-- STATED TASK --
Copy every line of the data that contains the string "frac".

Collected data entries
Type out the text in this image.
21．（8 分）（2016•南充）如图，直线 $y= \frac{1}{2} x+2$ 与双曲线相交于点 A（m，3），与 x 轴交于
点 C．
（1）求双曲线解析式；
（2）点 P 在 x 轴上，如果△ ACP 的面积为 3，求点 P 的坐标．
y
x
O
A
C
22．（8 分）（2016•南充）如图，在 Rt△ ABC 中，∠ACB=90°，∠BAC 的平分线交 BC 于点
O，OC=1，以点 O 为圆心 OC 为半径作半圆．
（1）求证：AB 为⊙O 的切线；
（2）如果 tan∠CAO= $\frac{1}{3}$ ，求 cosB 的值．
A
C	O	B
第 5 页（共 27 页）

-- TASK RESULT --
21．（8 分）（2016•南充）如图，直线 $y= \frac{1}{2} x+2$ 与双曲线相交于点 A（m，3），与 x 轴交于
（2）如果 tan∠CAO= $\frac{1}{3}$ ，求 cosB 的值．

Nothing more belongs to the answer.